▶ [Source data]

>> BEGIN

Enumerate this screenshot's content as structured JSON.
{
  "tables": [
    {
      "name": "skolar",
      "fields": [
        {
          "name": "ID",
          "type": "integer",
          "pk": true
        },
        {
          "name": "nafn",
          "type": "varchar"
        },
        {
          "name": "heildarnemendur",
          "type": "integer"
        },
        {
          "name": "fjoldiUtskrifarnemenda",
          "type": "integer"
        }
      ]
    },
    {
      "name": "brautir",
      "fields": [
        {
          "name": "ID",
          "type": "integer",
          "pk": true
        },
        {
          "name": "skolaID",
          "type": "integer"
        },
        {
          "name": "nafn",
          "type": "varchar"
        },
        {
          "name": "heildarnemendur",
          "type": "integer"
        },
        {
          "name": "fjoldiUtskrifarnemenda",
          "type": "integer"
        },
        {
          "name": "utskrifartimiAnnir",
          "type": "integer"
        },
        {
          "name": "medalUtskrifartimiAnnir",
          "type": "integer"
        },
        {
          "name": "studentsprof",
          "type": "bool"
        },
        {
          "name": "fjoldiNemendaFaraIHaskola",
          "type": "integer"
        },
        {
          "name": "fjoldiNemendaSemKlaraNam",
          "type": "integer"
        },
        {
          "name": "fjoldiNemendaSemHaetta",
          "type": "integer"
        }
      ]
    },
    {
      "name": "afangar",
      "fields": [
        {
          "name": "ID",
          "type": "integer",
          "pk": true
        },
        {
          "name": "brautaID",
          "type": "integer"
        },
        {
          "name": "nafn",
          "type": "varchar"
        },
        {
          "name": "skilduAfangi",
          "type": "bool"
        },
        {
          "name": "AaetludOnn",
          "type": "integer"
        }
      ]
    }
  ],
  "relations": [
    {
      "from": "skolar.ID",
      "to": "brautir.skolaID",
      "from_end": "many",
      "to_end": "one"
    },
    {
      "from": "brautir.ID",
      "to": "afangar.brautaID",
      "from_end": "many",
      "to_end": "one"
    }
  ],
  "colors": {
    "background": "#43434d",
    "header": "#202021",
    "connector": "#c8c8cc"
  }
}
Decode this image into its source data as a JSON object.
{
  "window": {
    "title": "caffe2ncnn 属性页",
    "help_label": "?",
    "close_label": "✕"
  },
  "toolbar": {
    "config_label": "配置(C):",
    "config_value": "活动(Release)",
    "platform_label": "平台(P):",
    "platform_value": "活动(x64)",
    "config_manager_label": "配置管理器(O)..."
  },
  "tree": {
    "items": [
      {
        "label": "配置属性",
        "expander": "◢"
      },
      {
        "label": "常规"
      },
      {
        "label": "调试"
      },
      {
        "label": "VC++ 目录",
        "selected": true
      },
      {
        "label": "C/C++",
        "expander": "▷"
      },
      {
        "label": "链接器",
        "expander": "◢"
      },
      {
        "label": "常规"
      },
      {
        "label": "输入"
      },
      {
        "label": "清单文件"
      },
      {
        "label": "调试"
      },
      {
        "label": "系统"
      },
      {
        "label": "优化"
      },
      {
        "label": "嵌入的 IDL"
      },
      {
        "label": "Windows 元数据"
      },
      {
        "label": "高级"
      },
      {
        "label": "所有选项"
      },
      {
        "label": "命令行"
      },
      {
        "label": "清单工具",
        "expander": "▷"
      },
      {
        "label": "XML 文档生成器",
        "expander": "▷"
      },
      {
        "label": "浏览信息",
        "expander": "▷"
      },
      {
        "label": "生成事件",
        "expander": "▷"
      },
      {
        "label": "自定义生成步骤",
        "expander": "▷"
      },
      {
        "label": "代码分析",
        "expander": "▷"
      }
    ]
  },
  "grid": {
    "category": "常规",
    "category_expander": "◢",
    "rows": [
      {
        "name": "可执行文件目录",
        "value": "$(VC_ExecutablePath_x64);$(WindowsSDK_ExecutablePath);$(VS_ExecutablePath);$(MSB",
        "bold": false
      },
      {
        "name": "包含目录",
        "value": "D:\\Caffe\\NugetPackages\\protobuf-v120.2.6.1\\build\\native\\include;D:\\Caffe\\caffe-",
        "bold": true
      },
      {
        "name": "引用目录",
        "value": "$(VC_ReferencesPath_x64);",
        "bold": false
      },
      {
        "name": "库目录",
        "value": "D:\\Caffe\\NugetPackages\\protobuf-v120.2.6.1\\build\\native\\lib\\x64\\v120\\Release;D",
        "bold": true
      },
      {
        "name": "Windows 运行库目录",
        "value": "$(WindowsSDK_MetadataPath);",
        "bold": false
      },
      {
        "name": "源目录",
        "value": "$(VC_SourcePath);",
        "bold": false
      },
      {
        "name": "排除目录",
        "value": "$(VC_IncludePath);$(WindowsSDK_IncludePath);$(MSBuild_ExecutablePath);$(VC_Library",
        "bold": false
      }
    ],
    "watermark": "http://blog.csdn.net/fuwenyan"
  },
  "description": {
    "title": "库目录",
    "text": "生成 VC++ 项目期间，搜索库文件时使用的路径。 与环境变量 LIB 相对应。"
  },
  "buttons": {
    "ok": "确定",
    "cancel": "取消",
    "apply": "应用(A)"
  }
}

>> END

▶ [Work required] Give the data again, exactly as it stands.

▶ [Expected answer]
Enumerate this screenshot's content as structured JSON.
{
  "tables": [
    {
      "name": "skolar",
      "fields": [
        {
          "name": "ID",
          "type": "integer",
          "pk": true
        },
        {
          "name": "nafn",
          "type": "varchar"
        },
        {
          "name": "heildarnemendur",
          "type": "integer"
        },
        {
          "name": "fjoldiUtskrifarnemenda",
          "type": "integer"
        }
      ]
    },
    {
      "name": "brautir",
      "fields": [
        {
          "name": "ID",
          "type": "integer",
          "pk": true
        },
        {
          "name": "skolaID",
          "type": "integer"
        },
        {
          "name": "nafn",
          "type": "varchar"
        },
        {
          "name": "heildarnemendur",
          "type": "integer"
        },
        {
          "name": "fjoldiUtskrifarnemenda",
          "type": "integer"
        },
        {
          "name": "utskrifartimiAnnir",
          "type": "integer"
        },
        {
          "name": "medalUtskrifartimiAnnir",
          "type": "integer"
        },
        {
          "name": "studentsprof",
          "type": "bool"
        },
        {
          "name": "fjoldiNemendaFaraIHaskola",
          "type": "integer"
        },
        {
          "name": "fjoldiNemendaSemKlaraNam",
          "type": "integer"
        },
        {
          "name": "fjoldiNemendaSemHaetta",
          "type": "integer"
        }
      ]
    },
    {
      "name": "afangar",
      "fields": [
        {
          "name": "ID",
          "type": "integer",
          "pk": true
        },
        {
          "name": "brautaID",
          "type": "integer"
        },
        {
          "name": "nafn",
          "type": "varchar"
        },
        {
          "name": "skilduAfangi",
          "type": "bool"
        },
        {
          "name": "AaetludOnn",
          "type": "integer"
        }
      ]
    }
  ],
  "relations": [
    {
      "from": "skolar.ID",
      "to": "brautir.skolaID",
      "from_end": "many",
      "to_end": "one"
    },
    {
      "from": "brautir.ID",
      "to": "afangar.brautaID",
      "from_end": "many",
      "to_end": "one"
    }
  ],
  "colors": {
    "background": "#43434d",
    "header": "#202021",
    "connector": "#c8c8cc"
  }
}
Decode this image into its source data as a JSON object.
{
  "window": {
    "title": "caffe2ncnn 属性页",
    "help_label": "?",
    "close_label": "✕"
  },
  "toolbar": {
    "config_label": "配置(C):",
    "config_value": "活动(Release)",
    "platform_label": "平台(P):",
    "platform_value": "活动(x64)",
    "config_manager_label": "配置管理器(O)..."
  },
  "tree": {
    "items": [
      {
        "label": "配置属性",
        "expander": "◢"
      },
      {
        "label": "常规"
      },
      {
        "label": "调试"
      },
      {
        "label": "VC++ 目录",
        "selected": true
      },
      {
        "label": "C/C++",
        "expander": "▷"
      },
      {
        "label": "链接器",
        "expander": "◢"
      },
      {
        "label": "常规"
      },
      {
        "label": "输入"
      },
      {
        "label": "清单文件"
      },
      {
        "label": "调试"
      },
      {
        "label": "系统"
      },
      {
        "label": "优化"
      },
      {
        "label": "嵌入的 IDL"
      },
      {
        "label": "Windows 元数据"
      },
      {
        "label": "高级"
      },
      {
        "label": "所有选项"
      },
      {
        "label": "命令行"
      },
      {
        "label": "清单工具",
        "expander": "▷"
      },
      {
        "label": "XML 文档生成器",
        "expander": "▷"
      },
      {
        "label": "浏览信息",
        "expander": "▷"
      },
      {
        "label": "生成事件",
        "expander": "▷"
      },
      {
        "label": "自定义生成步骤",
        "expander": "▷"
      },
      {
        "label": "代码分析",
        "expander": "▷"
      }
    ]
  },
  "grid": {
    "category": "常规",
    "category_expander": "◢",
    "rows": [
      {
        "name": "可执行文件目录",
        "value": "$(VC_ExecutablePath_x64);$(WindowsSDK_ExecutablePath);$(VS_ExecutablePath);$(MSB",
        "bold": false
      },
      {
        "name": "包含目录",
        "value": "D:\\Caffe\\NugetPackages\\protobuf-v120.2.6.1\\build\\native\\include;D:\\Caffe\\caffe-",
        "bold": true
      },
      {
        "name": "引用目录",
        "value": "$(VC_ReferencesPath_x64);",
        "bold": false
      },
      {
        "name": "库目录",
        "value": "D:\\Caffe\\NugetPackages\\protobuf-v120.2.6.1\\build\\native\\lib\\x64\\v120\\Release;D",
        "bold": true
      },
      {
        "name": "Windows 运行库目录",
        "value": "$(WindowsSDK_MetadataPath);",
        "bold": false
      },
      {
        "name": "源目录",
        "value": "$(VC_SourcePath);",
        "bold": false
      },
      {
        "name": "排除目录",
        "value": "$(VC_IncludePath);$(WindowsSDK_IncludePath);$(MSBuild_ExecutablePath);$(VC_Library",
        "bold": false
      }
    ],
    "watermark": "http://blog.csdn.net/fuwenyan"
  },
  "description": {
    "title": "库目录",
    "text": "生成 VC++ 项目期间，搜索库文件时使用的路径。 与环境变量 LIB 相对应。"
  },
  "buttons": {
    "ok": "确定",
    "cancel": "取消",
    "apply": "应用(A)"
  }
}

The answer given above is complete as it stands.